**STATED PROBLEM**
Go through the material and write it all out exactly, minus the pictures.

**SUPPLIED RECORDS**
++++
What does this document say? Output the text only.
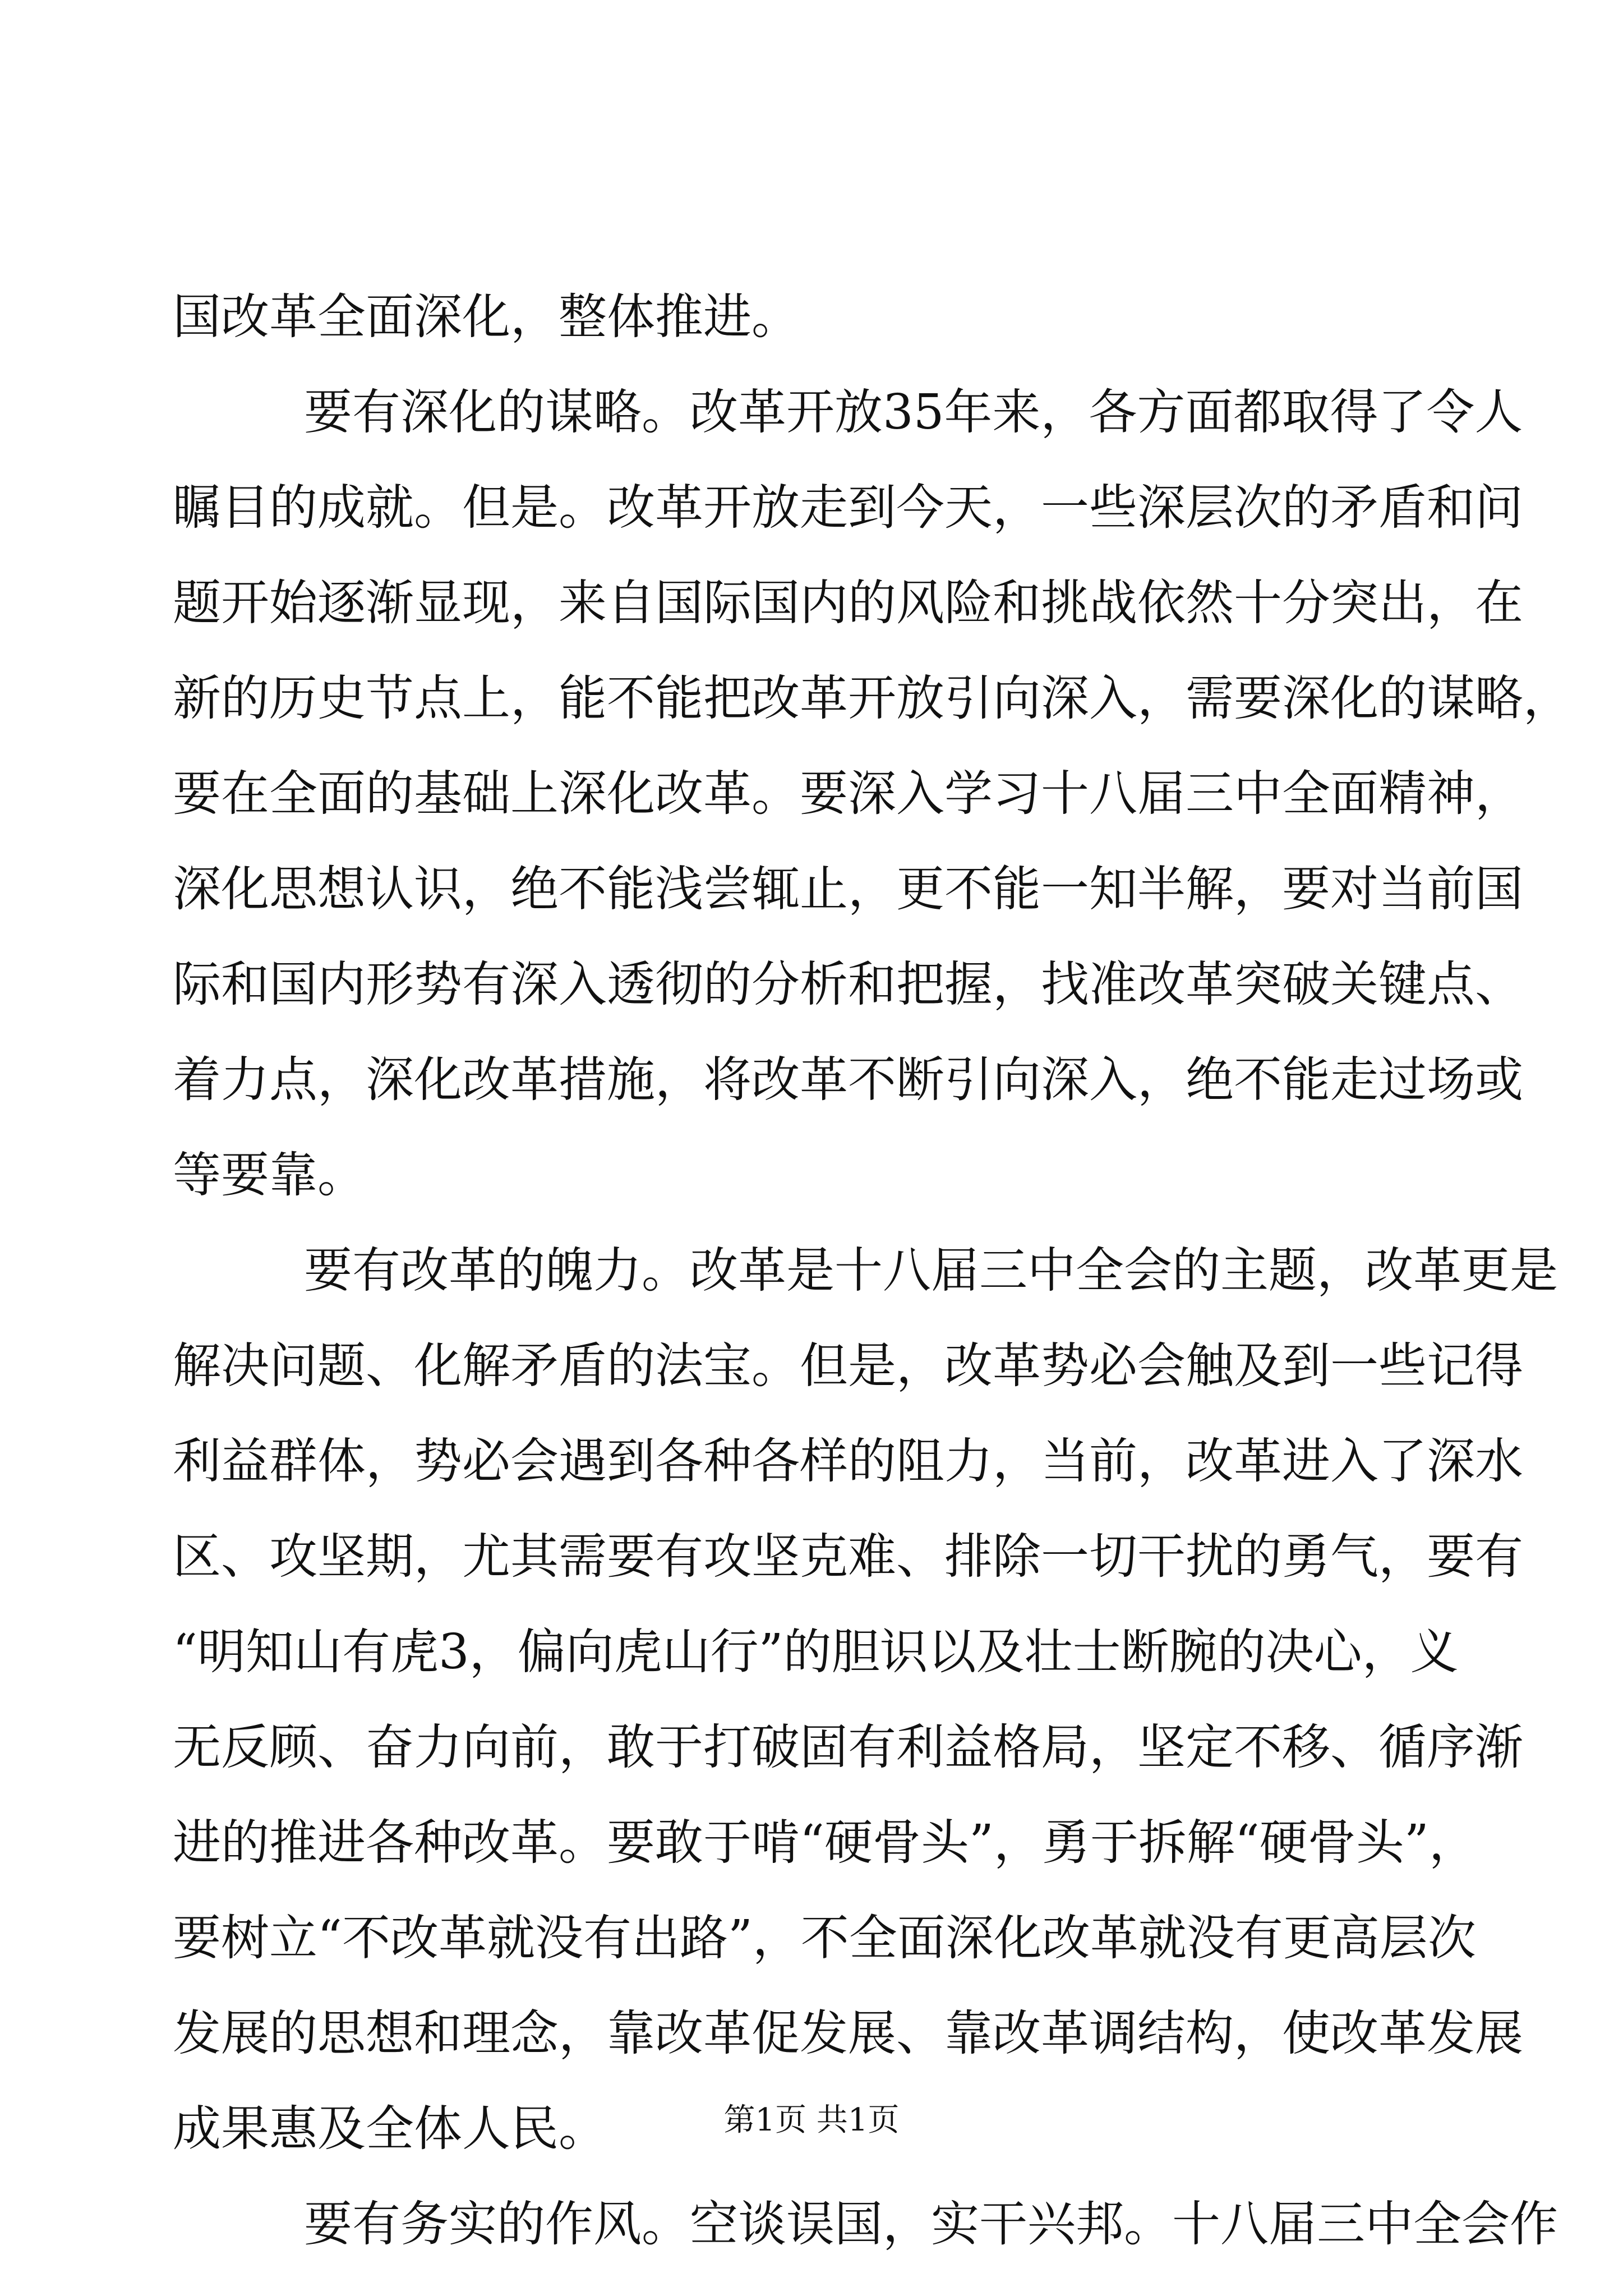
国改革全面深化，整体推进。
要有深化的谋略。改革开放35年来，各方面都取得了令人
瞩目的成就。但是。改革开放走到今天，一些深层次的矛盾和问
题开始逐渐显现，来自国际国内的风险和挑战依然十分突出，在
新的历史节点上，能不能把改革开放引向深入，需要深化的谋略，
要在全面的基础上深化改革。要深入学习十八届三中全面精神，
深化思想认识，绝不能浅尝辄止，更不能一知半解，要对当前国
际和国内形势有深入透彻的分析和把握，找准改革突破关键点、
着力点，深化改革措施，将改革不断引向深入，绝不能走过场或
等要靠。
要有改革的魄力。改革是十八届三中全会的主题，改革更是
解决问题、化解矛盾的法宝。但是，改革势必会触及到一些记得
利益群体，势必会遇到各种各样的阻力，当前，改革进入了深水
区、攻坚期，尤其需要有攻坚克难、排除一切干扰的勇气，要有
“明知山有虎3，偏向虎山行”的胆识以及壮士断腕的决心，义
无反顾、奋力向前，敢于打破固有利益格局，坚定不移、循序渐
进的推进各种改革。要敢于啃“硬骨头”，勇于拆解“硬骨头”，
要树立“不改革就没有出路”，不全面深化改革就没有更高层次
发展的思想和理念，靠改革促发展、靠改革调结构，使改革发展
成果惠及全体人民。
要有务实的作风。空谈误国，实干兴邦。十八届三中全会作
第1页 共1页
++++
**TASK RESULT**
What does this document say? Output the text only.
国改革全面深化，整体推进。
要有深化的谋略。改革开放35年来，各方面都取得了令人
瞩目的成就。但是。改革开放走到今天，一些深层次的矛盾和问
题开始逐渐显现，来自国际国内的风险和挑战依然十分突出，在
新的历史节点上，能不能把改革开放引向深入，需要深化的谋略，
要在全面的基础上深化改革。要深入学习十八届三中全面精神，
深化思想认识，绝不能浅尝辄止，更不能一知半解，要对当前国
际和国内形势有深入透彻的分析和把握，找准改革突破关键点、
着力点，深化改革措施，将改革不断引向深入，绝不能走过场或
等要靠。
要有改革的魄力。改革是十八届三中全会的主题，改革更是
解决问题、化解矛盾的法宝。但是，改革势必会触及到一些记得
利益群体，势必会遇到各种各样的阻力，当前，改革进入了深水
区、攻坚期，尤其需要有攻坚克难、排除一切干扰的勇气，要有
“明知山有虎3，偏向虎山行”的胆识以及壮士断腕的决心，义
无反顾、奋力向前，敢于打破固有利益格局，坚定不移、循序渐
进的推进各种改革。要敢于啃“硬骨头”，勇于拆解“硬骨头”，
要树立“不改革就没有出路”，不全面深化改革就没有更高层次
发展的思想和理念，靠改革促发展、靠改革调结构，使改革发展
成果惠及全体人民。
要有务实的作风。空谈误国，实干兴邦。十八届三中全会作
第1页 共1页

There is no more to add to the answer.